▶ _STATED PROBLEM_
Output nothing but the number of lines that include the word "band".

▶ _RECORDS_
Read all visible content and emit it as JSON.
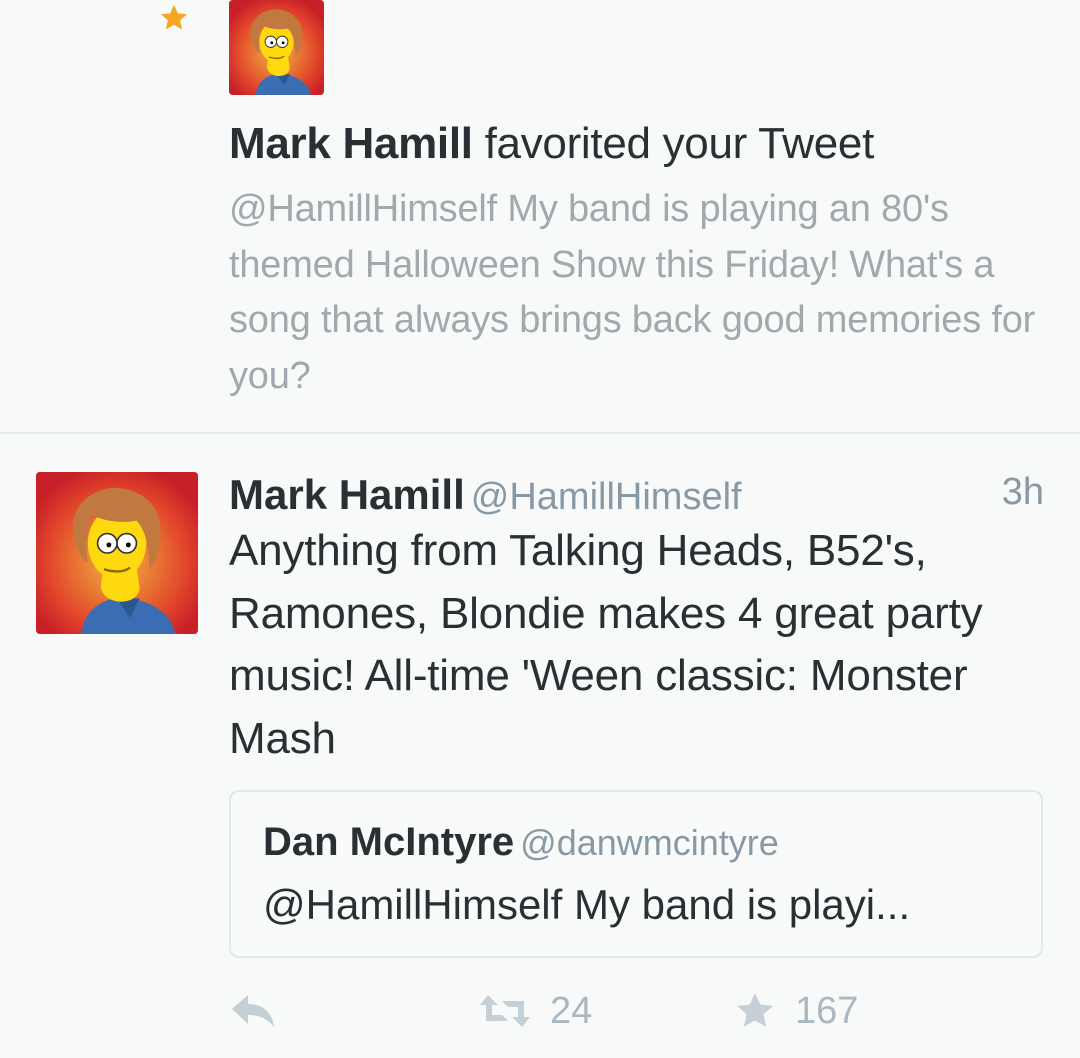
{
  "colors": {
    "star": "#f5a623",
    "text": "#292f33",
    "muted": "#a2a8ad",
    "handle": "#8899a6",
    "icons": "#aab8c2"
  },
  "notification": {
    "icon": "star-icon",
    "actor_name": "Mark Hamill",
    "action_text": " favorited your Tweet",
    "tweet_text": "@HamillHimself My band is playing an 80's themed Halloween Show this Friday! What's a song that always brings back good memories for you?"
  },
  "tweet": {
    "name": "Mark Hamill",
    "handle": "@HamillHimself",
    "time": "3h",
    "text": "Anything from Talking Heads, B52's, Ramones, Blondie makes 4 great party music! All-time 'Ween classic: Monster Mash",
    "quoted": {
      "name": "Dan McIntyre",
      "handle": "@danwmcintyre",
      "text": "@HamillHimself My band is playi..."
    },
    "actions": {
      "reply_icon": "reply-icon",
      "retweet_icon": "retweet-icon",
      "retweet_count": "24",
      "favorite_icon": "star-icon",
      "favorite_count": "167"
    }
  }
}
* * *
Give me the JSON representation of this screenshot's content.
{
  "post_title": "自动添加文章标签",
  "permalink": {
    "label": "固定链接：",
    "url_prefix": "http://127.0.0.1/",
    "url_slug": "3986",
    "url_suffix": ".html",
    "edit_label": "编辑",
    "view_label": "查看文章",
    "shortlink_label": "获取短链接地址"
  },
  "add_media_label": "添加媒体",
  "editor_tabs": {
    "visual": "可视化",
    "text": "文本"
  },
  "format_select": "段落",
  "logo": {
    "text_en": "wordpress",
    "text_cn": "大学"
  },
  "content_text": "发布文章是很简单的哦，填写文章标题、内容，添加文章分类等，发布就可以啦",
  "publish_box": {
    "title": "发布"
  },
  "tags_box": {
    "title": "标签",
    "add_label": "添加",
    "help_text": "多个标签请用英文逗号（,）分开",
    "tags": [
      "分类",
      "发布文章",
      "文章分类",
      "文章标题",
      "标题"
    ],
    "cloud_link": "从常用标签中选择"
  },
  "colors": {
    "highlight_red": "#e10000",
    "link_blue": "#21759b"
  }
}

▶ _EXERCISE OUTPUT_
2